#### DO THIS:
Output the entries below exactly as written, omitting pictures.

#### SUPPLIED ENTRIES:
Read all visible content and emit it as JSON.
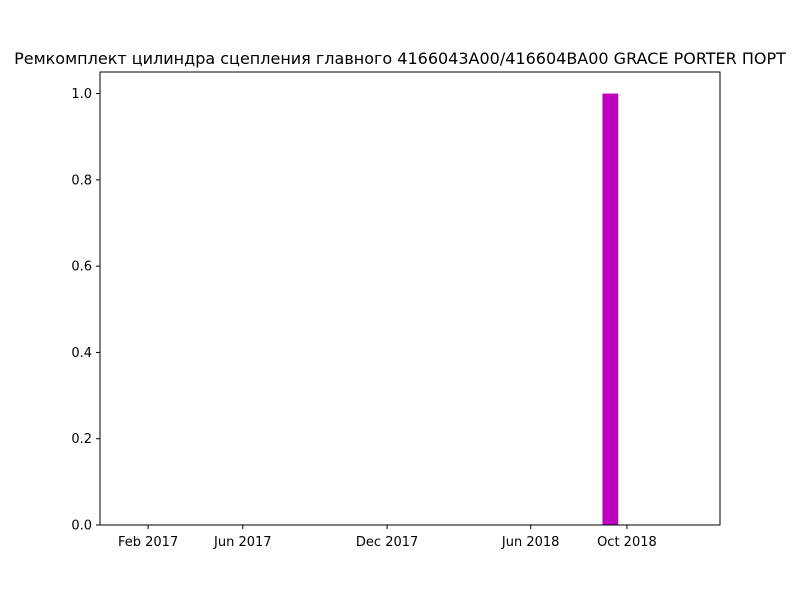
{
  "chart_data": {
    "type": "bar",
    "title": "Ремкомплект цилиндра сцепления главного 4166043A00/416604BA00 GRACE PORTER ПОРТ",
    "xlabel": "",
    "ylabel": "",
    "x_axis": "date",
    "xlim": [
      "2016-12-02",
      "2019-01-27"
    ],
    "ylim": [
      0,
      1.05
    ],
    "grid": false,
    "x_ticks": [
      {
        "date": "2017-02-01",
        "label": "Feb 2017"
      },
      {
        "date": "2017-06-01",
        "label": "Jun 2017"
      },
      {
        "date": "2017-12-01",
        "label": "Dec 2017"
      },
      {
        "date": "2018-06-01",
        "label": "Jun 2018"
      },
      {
        "date": "2018-10-01",
        "label": "Oct 2018"
      }
    ],
    "y_ticks": [
      {
        "value": 0.0,
        "label": "0.0"
      },
      {
        "value": 0.2,
        "label": "0.2"
      },
      {
        "value": 0.4,
        "label": "0.4"
      },
      {
        "value": 0.6,
        "label": "0.6"
      },
      {
        "value": 0.8,
        "label": "0.8"
      },
      {
        "value": 1.0,
        "label": "1.0"
      }
    ],
    "series": [
      {
        "color": "#bf00bf",
        "points": [
          {
            "x": "2018-09-10",
            "y": 1
          }
        ]
      }
    ]
  }
}
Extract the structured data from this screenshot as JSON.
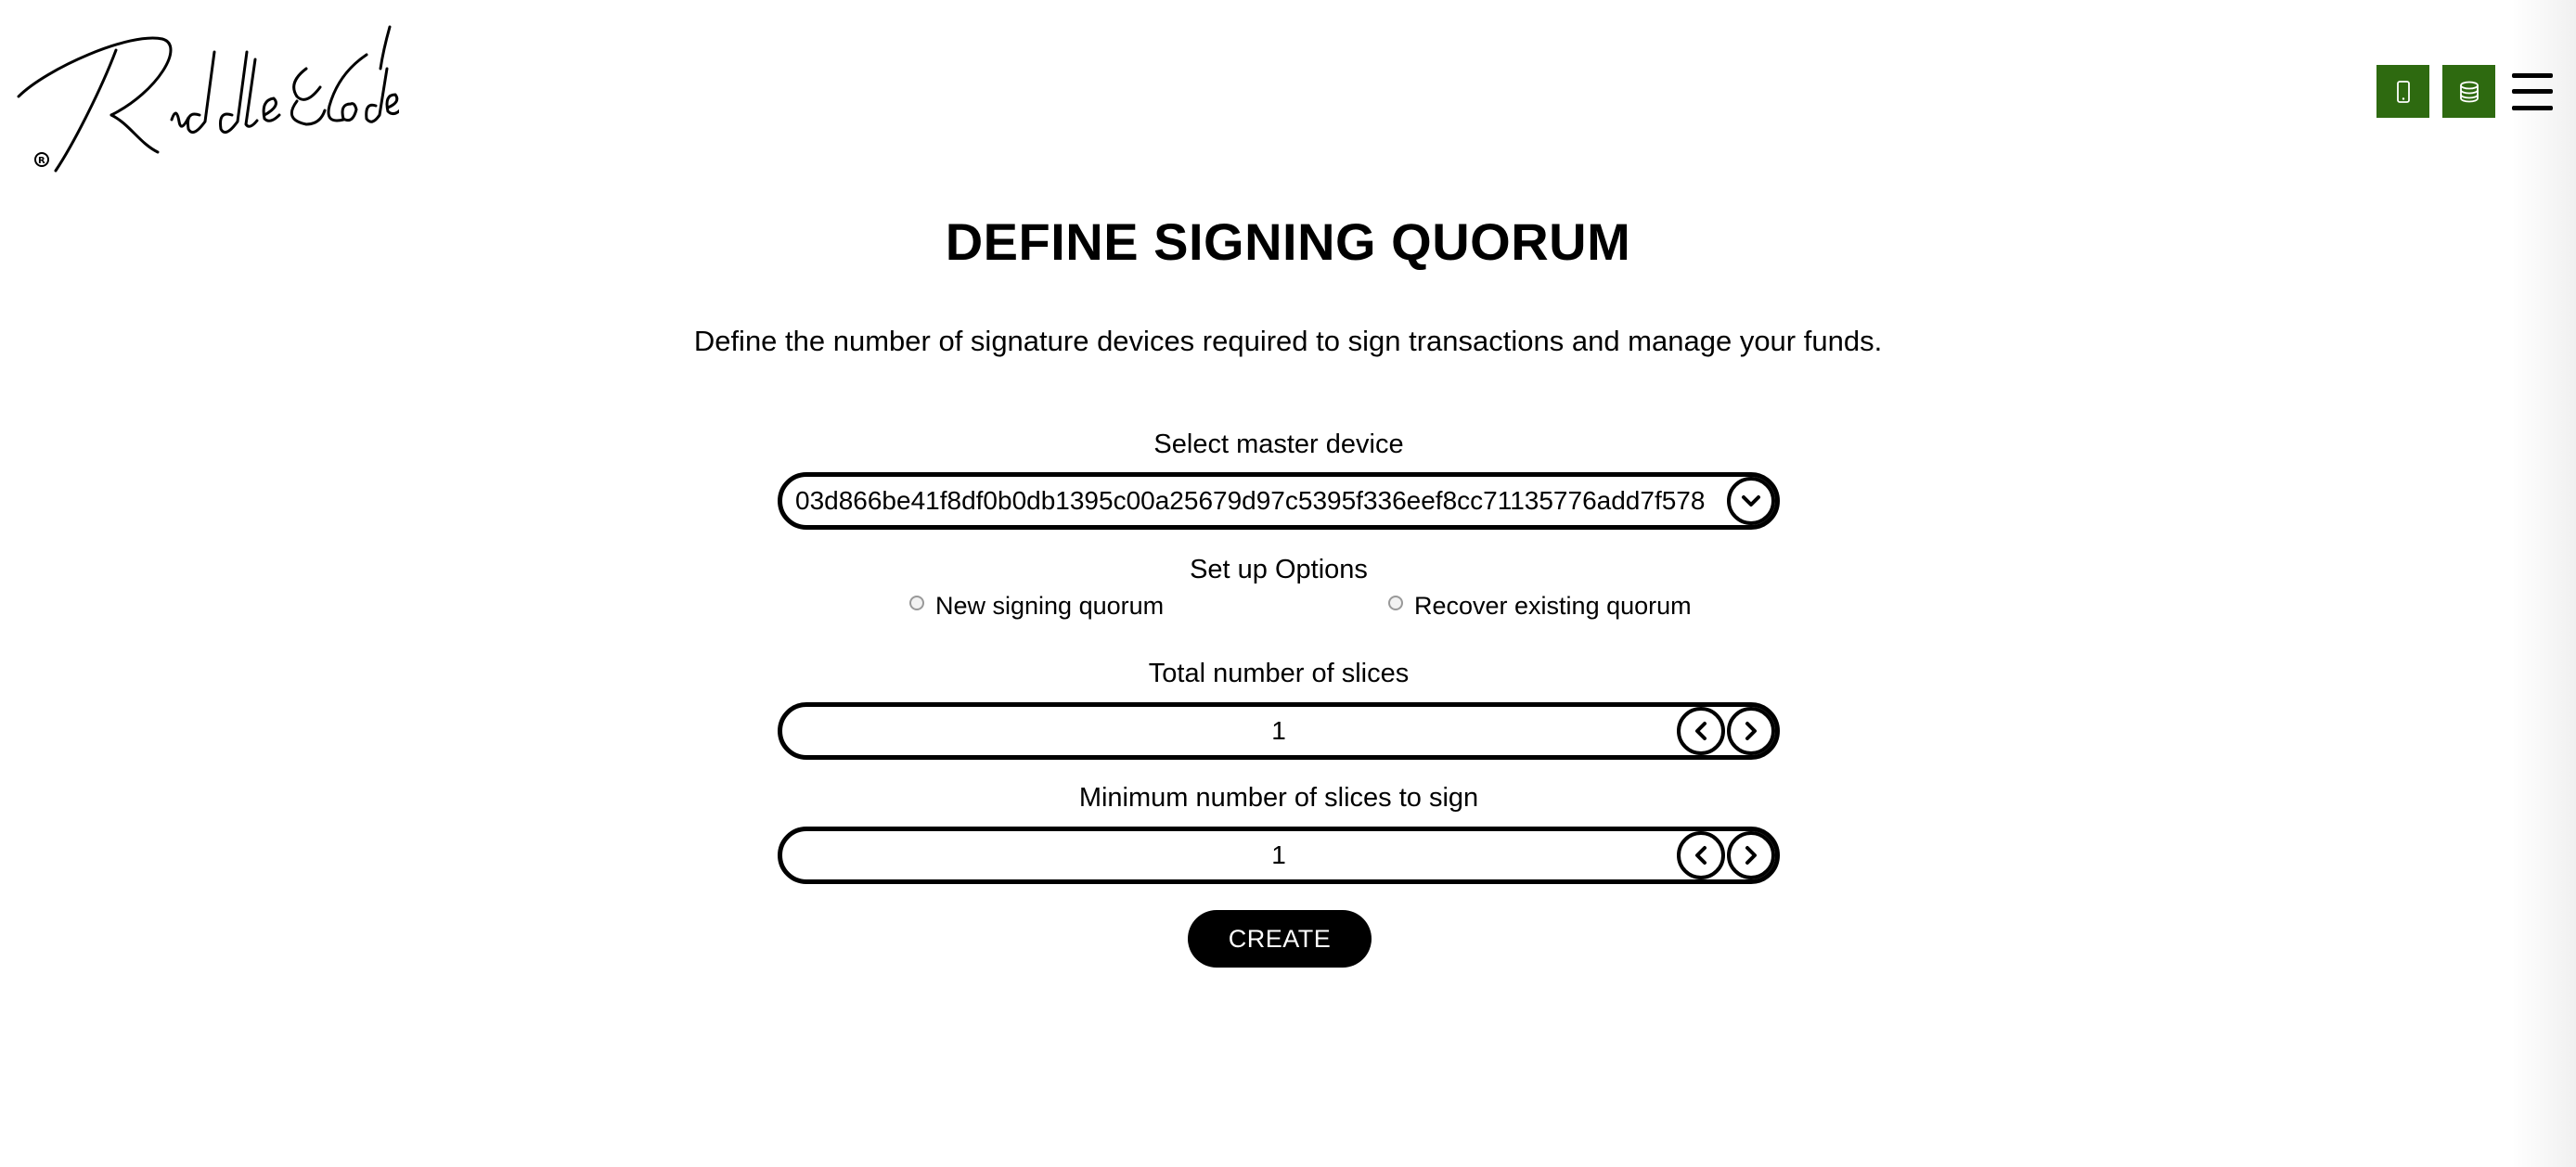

#### ANSWER TO THE TASK:
Read all visible content and emit it as JSON.
{
  "chart_data": {
    "type": "bar",
    "title": "Ремкомплект цилиндра сцепления главного 4166043A00/416604BA00 GRACE PORTER ПОРТ",
    "xlabel": "",
    "ylabel": "",
    "x_axis": "date",
    "xlim": [
      "2016-12-02",
      "2019-01-27"
    ],
    "ylim": [
      0,
      1.05
    ],
    "grid": false,
    "x_ticks": [
      {
        "date": "2017-02-01",
        "label": "Feb 2017"
      },
      {
        "date": "2017-06-01",
        "label": "Jun 2017"
      },
      {
        "date": "2017-12-01",
        "label": "Dec 2017"
      },
      {
        "date": "2018-06-01",
        "label": "Jun 2018"
      },
      {
        "date": "2018-10-01",
        "label": "Oct 2018"
      }
    ],
    "y_ticks": [
      {
        "value": 0.0,
        "label": "0.0"
      },
      {
        "value": 0.2,
        "label": "0.2"
      },
      {
        "value": 0.4,
        "label": "0.4"
      },
      {
        "value": 0.6,
        "label": "0.6"
      },
      {
        "value": 0.8,
        "label": "0.8"
      },
      {
        "value": 1.0,
        "label": "1.0"
      }
    ],
    "series": [
      {
        "color": "#bf00bf",
        "points": [
          {
            "x": "2018-09-10",
            "y": 1
          }
        ]
      }
    ]
  }
}
Extract the structured data from this screenshot as JSON.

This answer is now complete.